[MATERIAL]
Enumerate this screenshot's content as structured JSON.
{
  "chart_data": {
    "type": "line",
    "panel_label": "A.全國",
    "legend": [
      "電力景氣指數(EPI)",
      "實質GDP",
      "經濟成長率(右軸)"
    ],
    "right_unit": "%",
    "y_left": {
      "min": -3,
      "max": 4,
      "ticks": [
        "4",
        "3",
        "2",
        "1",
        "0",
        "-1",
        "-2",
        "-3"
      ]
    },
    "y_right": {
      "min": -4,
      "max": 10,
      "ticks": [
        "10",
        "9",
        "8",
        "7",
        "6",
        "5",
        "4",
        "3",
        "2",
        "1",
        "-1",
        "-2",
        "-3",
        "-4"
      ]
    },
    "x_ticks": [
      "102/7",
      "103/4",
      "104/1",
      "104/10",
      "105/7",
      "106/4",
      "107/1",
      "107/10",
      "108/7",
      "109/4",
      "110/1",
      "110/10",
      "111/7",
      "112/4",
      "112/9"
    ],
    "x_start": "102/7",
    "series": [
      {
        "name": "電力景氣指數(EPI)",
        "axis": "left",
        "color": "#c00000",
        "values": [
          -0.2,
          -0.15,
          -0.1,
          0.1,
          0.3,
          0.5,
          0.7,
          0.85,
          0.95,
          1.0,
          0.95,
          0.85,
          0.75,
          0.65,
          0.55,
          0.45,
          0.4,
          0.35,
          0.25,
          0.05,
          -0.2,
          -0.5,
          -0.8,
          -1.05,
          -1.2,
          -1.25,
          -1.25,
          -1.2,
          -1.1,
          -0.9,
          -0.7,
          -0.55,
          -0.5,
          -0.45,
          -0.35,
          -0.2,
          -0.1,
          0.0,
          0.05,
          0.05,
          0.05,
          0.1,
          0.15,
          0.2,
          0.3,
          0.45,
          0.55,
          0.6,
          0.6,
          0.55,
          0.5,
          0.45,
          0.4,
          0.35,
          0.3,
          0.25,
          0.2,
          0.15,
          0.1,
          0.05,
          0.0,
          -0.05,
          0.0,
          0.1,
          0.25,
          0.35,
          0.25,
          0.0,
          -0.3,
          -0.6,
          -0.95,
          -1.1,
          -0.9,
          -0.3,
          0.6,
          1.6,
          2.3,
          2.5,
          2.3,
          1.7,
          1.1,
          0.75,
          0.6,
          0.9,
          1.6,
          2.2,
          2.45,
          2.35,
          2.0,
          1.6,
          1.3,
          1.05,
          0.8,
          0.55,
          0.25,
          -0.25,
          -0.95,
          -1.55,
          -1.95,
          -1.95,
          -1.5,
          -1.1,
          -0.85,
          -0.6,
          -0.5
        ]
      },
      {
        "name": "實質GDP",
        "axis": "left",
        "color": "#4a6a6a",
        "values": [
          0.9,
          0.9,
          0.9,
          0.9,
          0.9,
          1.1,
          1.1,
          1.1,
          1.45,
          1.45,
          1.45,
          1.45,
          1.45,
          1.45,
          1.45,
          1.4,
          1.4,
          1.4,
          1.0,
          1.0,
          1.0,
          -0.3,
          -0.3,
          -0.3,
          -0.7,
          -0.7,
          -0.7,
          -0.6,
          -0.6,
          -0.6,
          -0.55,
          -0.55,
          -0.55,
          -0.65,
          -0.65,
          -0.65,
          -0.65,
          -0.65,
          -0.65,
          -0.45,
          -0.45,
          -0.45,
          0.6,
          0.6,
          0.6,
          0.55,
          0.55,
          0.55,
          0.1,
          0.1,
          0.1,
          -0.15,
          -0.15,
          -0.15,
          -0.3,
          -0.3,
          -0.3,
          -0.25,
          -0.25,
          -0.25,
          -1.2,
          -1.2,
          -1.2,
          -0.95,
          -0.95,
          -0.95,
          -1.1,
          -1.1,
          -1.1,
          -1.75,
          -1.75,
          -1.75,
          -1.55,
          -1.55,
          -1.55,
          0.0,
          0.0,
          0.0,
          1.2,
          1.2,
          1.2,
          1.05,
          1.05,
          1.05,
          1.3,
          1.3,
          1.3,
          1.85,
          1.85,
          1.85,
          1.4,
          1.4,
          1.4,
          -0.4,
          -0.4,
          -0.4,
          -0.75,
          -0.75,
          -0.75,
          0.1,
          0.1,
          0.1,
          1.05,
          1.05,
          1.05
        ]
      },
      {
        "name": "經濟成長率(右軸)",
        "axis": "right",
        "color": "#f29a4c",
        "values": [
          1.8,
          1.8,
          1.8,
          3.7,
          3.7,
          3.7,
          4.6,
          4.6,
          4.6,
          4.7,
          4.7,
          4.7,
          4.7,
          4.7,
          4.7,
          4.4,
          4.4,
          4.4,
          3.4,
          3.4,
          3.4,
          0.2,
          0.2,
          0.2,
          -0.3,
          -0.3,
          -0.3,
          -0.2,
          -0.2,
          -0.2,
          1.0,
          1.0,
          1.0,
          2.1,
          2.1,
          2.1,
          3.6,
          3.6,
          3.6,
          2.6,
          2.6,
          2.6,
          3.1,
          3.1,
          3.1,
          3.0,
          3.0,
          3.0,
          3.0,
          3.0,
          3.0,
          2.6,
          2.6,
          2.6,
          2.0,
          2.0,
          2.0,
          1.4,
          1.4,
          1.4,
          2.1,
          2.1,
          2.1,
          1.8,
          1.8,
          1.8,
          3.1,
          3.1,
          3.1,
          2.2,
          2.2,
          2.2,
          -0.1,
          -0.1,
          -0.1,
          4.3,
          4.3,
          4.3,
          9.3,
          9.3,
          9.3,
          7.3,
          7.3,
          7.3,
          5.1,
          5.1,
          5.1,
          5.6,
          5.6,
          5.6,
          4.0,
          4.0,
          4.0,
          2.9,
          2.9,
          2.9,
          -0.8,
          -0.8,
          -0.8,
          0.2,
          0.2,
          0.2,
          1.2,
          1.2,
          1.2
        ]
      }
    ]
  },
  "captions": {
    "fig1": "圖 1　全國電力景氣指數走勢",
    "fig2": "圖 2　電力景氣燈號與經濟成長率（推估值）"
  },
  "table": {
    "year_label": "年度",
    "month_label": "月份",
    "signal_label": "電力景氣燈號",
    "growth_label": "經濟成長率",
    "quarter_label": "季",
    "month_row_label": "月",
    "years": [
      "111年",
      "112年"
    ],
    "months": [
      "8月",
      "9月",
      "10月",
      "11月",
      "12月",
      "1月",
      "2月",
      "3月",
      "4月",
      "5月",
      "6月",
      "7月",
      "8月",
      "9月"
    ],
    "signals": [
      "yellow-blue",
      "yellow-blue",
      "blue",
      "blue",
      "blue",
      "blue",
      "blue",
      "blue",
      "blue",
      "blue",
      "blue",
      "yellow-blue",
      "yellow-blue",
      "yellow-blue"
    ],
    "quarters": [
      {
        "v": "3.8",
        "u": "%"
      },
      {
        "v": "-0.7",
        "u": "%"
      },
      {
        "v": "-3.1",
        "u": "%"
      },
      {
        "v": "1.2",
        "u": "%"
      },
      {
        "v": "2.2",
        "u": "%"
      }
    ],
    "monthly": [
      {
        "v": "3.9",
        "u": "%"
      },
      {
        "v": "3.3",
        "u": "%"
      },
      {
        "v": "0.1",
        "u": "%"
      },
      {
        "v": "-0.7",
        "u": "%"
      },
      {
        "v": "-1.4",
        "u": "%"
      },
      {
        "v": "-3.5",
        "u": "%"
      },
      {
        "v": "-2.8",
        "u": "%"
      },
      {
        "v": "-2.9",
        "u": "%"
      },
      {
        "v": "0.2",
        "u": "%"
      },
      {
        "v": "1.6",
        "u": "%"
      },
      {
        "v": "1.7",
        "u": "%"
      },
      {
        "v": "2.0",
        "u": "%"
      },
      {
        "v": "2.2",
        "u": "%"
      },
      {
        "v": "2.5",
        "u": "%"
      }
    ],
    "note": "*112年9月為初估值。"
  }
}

[TO BE DONE]
Give the complete listing a second time, exactly as it reads.

[RESULT OF THIS TASK]
Enumerate this screenshot's content as structured JSON.
{
  "chart_data": {
    "type": "line",
    "panel_label": "A.全國",
    "legend": [
      "電力景氣指數(EPI)",
      "實質GDP",
      "經濟成長率(右軸)"
    ],
    "right_unit": "%",
    "y_left": {
      "min": -3,
      "max": 4,
      "ticks": [
        "4",
        "3",
        "2",
        "1",
        "0",
        "-1",
        "-2",
        "-3"
      ]
    },
    "y_right": {
      "min": -4,
      "max": 10,
      "ticks": [
        "10",
        "9",
        "8",
        "7",
        "6",
        "5",
        "4",
        "3",
        "2",
        "1",
        "-1",
        "-2",
        "-3",
        "-4"
      ]
    },
    "x_ticks": [
      "102/7",
      "103/4",
      "104/1",
      "104/10",
      "105/7",
      "106/4",
      "107/1",
      "107/10",
      "108/7",
      "109/4",
      "110/1",
      "110/10",
      "111/7",
      "112/4",
      "112/9"
    ],
    "x_start": "102/7",
    "series": [
      {
        "name": "電力景氣指數(EPI)",
        "axis": "left",
        "color": "#c00000",
        "values": [
          -0.2,
          -0.15,
          -0.1,
          0.1,
          0.3,
          0.5,
          0.7,
          0.85,
          0.95,
          1.0,
          0.95,
          0.85,
          0.75,
          0.65,
          0.55,
          0.45,
          0.4,
          0.35,
          0.25,
          0.05,
          -0.2,
          -0.5,
          -0.8,
          -1.05,
          -1.2,
          -1.25,
          -1.25,
          -1.2,
          -1.1,
          -0.9,
          -0.7,
          -0.55,
          -0.5,
          -0.45,
          -0.35,
          -0.2,
          -0.1,
          0.0,
          0.05,
          0.05,
          0.05,
          0.1,
          0.15,
          0.2,
          0.3,
          0.45,
          0.55,
          0.6,
          0.6,
          0.55,
          0.5,
          0.45,
          0.4,
          0.35,
          0.3,
          0.25,
          0.2,
          0.15,
          0.1,
          0.05,
          0.0,
          -0.05,
          0.0,
          0.1,
          0.25,
          0.35,
          0.25,
          0.0,
          -0.3,
          -0.6,
          -0.95,
          -1.1,
          -0.9,
          -0.3,
          0.6,
          1.6,
          2.3,
          2.5,
          2.3,
          1.7,
          1.1,
          0.75,
          0.6,
          0.9,
          1.6,
          2.2,
          2.45,
          2.35,
          2.0,
          1.6,
          1.3,
          1.05,
          0.8,
          0.55,
          0.25,
          -0.25,
          -0.95,
          -1.55,
          -1.95,
          -1.95,
          -1.5,
          -1.1,
          -0.85,
          -0.6,
          -0.5
        ]
      },
      {
        "name": "實質GDP",
        "axis": "left",
        "color": "#4a6a6a",
        "values": [
          0.9,
          0.9,
          0.9,
          0.9,
          0.9,
          1.1,
          1.1,
          1.1,
          1.45,
          1.45,
          1.45,
          1.45,
          1.45,
          1.45,
          1.45,
          1.4,
          1.4,
          1.4,
          1.0,
          1.0,
          1.0,
          -0.3,
          -0.3,
          -0.3,
          -0.7,
          -0.7,
          -0.7,
          -0.6,
          -0.6,
          -0.6,
          -0.55,
          -0.55,
          -0.55,
          -0.65,
          -0.65,
          -0.65,
          -0.65,
          -0.65,
          -0.65,
          -0.45,
          -0.45,
          -0.45,
          0.6,
          0.6,
          0.6,
          0.55,
          0.55,
          0.55,
          0.1,
          0.1,
          0.1,
          -0.15,
          -0.15,
          -0.15,
          -0.3,
          -0.3,
          -0.3,
          -0.25,
          -0.25,
          -0.25,
          -1.2,
          -1.2,
          -1.2,
          -0.95,
          -0.95,
          -0.95,
          -1.1,
          -1.1,
          -1.1,
          -1.75,
          -1.75,
          -1.75,
          -1.55,
          -1.55,
          -1.55,
          0.0,
          0.0,
          0.0,
          1.2,
          1.2,
          1.2,
          1.05,
          1.05,
          1.05,
          1.3,
          1.3,
          1.3,
          1.85,
          1.85,
          1.85,
          1.4,
          1.4,
          1.4,
          -0.4,
          -0.4,
          -0.4,
          -0.75,
          -0.75,
          -0.75,
          0.1,
          0.1,
          0.1,
          1.05,
          1.05,
          1.05
        ]
      },
      {
        "name": "經濟成長率(右軸)",
        "axis": "right",
        "color": "#f29a4c",
        "values": [
          1.8,
          1.8,
          1.8,
          3.7,
          3.7,
          3.7,
          4.6,
          4.6,
          4.6,
          4.7,
          4.7,
          4.7,
          4.7,
          4.7,
          4.7,
          4.4,
          4.4,
          4.4,
          3.4,
          3.4,
          3.4,
          0.2,
          0.2,
          0.2,
          -0.3,
          -0.3,
          -0.3,
          -0.2,
          -0.2,
          -0.2,
          1.0,
          1.0,
          1.0,
          2.1,
          2.1,
          2.1,
          3.6,
          3.6,
          3.6,
          2.6,
          2.6,
          2.6,
          3.1,
          3.1,
          3.1,
          3.0,
          3.0,
          3.0,
          3.0,
          3.0,
          3.0,
          2.6,
          2.6,
          2.6,
          2.0,
          2.0,
          2.0,
          1.4,
          1.4,
          1.4,
          2.1,
          2.1,
          2.1,
          1.8,
          1.8,
          1.8,
          3.1,
          3.1,
          3.1,
          2.2,
          2.2,
          2.2,
          -0.1,
          -0.1,
          -0.1,
          4.3,
          4.3,
          4.3,
          9.3,
          9.3,
          9.3,
          7.3,
          7.3,
          7.3,
          5.1,
          5.1,
          5.1,
          5.6,
          5.6,
          5.6,
          4.0,
          4.0,
          4.0,
          2.9,
          2.9,
          2.9,
          -0.8,
          -0.8,
          -0.8,
          0.2,
          0.2,
          0.2,
          1.2,
          1.2,
          1.2
        ]
      }
    ]
  },
  "captions": {
    "fig1": "圖 1　全國電力景氣指數走勢",
    "fig2": "圖 2　電力景氣燈號與經濟成長率（推估值）"
  },
  "table": {
    "year_label": "年度",
    "month_label": "月份",
    "signal_label": "電力景氣燈號",
    "growth_label": "經濟成長率",
    "quarter_label": "季",
    "month_row_label": "月",
    "years": [
      "111年",
      "112年"
    ],
    "months": [
      "8月",
      "9月",
      "10月",
      "11月",
      "12月",
      "1月",
      "2月",
      "3月",
      "4月",
      "5月",
      "6月",
      "7月",
      "8月",
      "9月"
    ],
    "signals": [
      "yellow-blue",
      "yellow-blue",
      "blue",
      "blue",
      "blue",
      "blue",
      "blue",
      "blue",
      "blue",
      "blue",
      "blue",
      "yellow-blue",
      "yellow-blue",
      "yellow-blue"
    ],
    "quarters": [
      {
        "v": "3.8",
        "u": "%"
      },
      {
        "v": "-0.7",
        "u": "%"
      },
      {
        "v": "-3.1",
        "u": "%"
      },
      {
        "v": "1.2",
        "u": "%"
      },
      {
        "v": "2.2",
        "u": "%"
      }
    ],
    "monthly": [
      {
        "v": "3.9",
        "u": "%"
      },
      {
        "v": "3.3",
        "u": "%"
      },
      {
        "v": "0.1",
        "u": "%"
      },
      {
        "v": "-0.7",
        "u": "%"
      },
      {
        "v": "-1.4",
        "u": "%"
      },
      {
        "v": "-3.5",
        "u": "%"
      },
      {
        "v": "-2.8",
        "u": "%"
      },
      {
        "v": "-2.9",
        "u": "%"
      },
      {
        "v": "0.2",
        "u": "%"
      },
      {
        "v": "1.6",
        "u": "%"
      },
      {
        "v": "1.7",
        "u": "%"
      },
      {
        "v": "2.0",
        "u": "%"
      },
      {
        "v": "2.2",
        "u": "%"
      },
      {
        "v": "2.5",
        "u": "%"
      }
    ],
    "note": "*112年9月為初估值。"
  }
}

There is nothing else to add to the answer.